Written request> Format the lines below as a JSON list of strings with one string per line and no blank lines. Begin at the line that contains "List all visible" and stop after the line that contains "- y-tick-label: 30000: [14, 596, 74, 618]".

Saved entries>
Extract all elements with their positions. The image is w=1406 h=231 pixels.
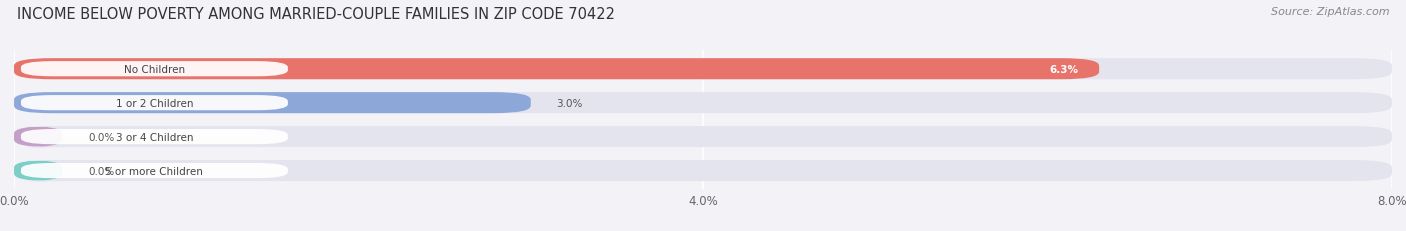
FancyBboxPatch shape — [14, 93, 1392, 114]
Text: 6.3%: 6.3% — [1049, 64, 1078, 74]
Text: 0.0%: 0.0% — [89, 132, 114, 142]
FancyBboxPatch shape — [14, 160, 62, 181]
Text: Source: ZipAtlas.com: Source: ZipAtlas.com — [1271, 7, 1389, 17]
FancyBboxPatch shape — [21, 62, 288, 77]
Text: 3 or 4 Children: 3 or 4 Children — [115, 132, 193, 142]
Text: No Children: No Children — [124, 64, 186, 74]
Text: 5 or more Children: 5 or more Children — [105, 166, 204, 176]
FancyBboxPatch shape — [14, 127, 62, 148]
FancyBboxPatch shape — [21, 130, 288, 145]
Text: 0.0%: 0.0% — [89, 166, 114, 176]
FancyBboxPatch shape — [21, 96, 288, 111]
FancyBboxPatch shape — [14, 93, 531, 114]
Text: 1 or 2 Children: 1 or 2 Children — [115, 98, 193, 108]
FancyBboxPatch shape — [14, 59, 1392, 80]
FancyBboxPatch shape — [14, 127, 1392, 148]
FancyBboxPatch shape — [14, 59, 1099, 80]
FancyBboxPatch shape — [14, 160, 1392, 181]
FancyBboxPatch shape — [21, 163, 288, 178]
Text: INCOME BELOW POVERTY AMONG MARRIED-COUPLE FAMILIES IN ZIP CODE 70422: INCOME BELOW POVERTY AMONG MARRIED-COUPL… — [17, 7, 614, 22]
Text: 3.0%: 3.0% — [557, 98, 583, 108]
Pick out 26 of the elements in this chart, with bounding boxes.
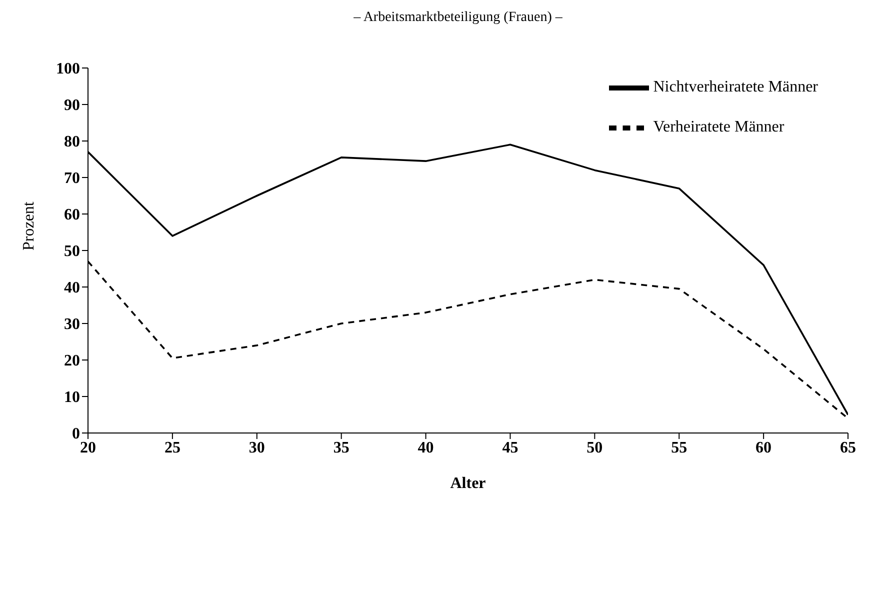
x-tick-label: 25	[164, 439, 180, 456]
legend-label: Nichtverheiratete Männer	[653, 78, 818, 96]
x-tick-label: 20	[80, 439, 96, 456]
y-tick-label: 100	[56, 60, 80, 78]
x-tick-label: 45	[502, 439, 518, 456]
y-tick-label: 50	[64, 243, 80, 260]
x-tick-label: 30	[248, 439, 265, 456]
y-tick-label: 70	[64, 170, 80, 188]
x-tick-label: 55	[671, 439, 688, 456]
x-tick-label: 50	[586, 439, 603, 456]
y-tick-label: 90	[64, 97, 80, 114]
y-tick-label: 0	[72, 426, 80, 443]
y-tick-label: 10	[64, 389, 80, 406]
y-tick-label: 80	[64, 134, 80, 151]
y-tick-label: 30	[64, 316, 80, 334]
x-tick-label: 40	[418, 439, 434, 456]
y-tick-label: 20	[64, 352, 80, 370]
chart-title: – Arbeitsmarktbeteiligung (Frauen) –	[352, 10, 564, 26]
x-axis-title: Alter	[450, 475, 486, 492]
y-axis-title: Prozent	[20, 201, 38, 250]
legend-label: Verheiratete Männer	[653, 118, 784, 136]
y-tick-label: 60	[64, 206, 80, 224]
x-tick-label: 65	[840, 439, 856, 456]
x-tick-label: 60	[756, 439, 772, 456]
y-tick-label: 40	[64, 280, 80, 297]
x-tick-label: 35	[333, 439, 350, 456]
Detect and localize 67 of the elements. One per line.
--
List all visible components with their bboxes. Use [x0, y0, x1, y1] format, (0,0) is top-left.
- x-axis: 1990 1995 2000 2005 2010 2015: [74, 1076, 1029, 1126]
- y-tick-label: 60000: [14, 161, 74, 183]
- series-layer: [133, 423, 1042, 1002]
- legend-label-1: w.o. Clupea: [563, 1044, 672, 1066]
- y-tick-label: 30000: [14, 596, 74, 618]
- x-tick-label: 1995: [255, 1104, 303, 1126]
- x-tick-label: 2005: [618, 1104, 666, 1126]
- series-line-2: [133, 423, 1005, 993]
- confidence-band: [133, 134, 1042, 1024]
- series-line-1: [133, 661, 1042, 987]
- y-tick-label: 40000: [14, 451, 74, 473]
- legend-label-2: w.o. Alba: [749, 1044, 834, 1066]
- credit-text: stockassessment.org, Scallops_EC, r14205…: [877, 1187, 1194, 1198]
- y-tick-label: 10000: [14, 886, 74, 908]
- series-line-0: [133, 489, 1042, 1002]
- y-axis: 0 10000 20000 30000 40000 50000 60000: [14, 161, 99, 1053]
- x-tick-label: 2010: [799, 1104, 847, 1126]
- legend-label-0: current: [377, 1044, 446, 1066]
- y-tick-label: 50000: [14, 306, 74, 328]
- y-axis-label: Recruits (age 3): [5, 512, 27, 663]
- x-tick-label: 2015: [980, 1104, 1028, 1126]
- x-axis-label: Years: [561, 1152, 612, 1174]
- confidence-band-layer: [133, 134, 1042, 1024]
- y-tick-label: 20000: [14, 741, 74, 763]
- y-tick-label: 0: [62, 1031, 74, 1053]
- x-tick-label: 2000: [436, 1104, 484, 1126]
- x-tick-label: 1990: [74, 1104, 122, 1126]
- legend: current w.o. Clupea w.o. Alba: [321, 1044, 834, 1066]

Solution for this exercise>
[
  "List all visible components with their bboxes. Use [x0, y0, x1, y1] format, (0,0) is top-left.",
  "- x-axis: 1990 1995 2000 2005 2010 2015: [74, 1076, 1029, 1126]",
  "- y-tick-label: 60000: [14, 161, 74, 183]",
  "- series-layer: [133, 423, 1042, 1002]",
  "- legend-label-1: w.o. Clupea: [563, 1044, 672, 1066]",
  "- y-tick-label: 30000: [14, 596, 74, 618]"
]